Requirements -
Say how many lines contain "screenshots"; the answer is the number alone.

Records shown -
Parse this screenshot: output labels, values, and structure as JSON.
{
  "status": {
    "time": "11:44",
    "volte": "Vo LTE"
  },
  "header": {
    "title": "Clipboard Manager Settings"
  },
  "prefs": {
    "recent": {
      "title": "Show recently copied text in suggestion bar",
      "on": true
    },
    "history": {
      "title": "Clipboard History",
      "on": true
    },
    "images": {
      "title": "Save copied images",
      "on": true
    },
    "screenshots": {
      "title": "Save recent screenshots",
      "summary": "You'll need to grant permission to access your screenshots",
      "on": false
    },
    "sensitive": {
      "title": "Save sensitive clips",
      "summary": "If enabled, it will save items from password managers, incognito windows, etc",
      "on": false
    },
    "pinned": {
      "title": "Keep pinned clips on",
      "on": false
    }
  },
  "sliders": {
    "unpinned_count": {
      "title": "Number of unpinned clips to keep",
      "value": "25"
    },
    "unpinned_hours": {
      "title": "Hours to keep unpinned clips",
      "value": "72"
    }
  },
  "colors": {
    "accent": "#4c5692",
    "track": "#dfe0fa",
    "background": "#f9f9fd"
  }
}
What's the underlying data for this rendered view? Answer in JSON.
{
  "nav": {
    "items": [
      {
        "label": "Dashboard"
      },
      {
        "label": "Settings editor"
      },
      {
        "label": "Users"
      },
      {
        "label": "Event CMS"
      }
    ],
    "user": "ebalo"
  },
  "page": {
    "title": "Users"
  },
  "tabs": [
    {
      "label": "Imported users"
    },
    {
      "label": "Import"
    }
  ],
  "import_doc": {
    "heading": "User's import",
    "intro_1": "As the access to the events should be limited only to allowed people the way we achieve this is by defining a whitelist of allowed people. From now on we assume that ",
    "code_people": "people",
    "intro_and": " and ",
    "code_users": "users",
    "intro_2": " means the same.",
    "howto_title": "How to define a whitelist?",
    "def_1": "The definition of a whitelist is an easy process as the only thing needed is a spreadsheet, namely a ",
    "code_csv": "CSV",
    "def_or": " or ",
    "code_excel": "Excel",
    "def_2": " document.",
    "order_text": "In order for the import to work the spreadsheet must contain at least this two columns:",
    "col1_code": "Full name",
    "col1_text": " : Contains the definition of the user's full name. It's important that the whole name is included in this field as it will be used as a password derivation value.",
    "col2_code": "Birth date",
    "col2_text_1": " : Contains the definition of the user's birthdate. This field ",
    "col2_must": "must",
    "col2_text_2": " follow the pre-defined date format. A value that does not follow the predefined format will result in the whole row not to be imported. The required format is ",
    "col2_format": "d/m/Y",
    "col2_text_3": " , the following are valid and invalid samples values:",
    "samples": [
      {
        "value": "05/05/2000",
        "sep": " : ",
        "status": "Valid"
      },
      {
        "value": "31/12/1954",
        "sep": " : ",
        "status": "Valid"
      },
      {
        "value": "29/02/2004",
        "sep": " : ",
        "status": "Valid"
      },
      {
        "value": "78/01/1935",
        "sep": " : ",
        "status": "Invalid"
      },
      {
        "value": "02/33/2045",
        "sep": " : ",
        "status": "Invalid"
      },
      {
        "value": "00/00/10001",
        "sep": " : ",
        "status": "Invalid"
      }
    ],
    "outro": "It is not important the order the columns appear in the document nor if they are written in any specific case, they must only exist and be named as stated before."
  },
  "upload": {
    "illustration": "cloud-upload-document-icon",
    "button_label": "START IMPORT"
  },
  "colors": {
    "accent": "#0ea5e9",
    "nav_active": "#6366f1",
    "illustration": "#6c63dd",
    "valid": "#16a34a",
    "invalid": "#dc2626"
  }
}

Solution to the problem -
3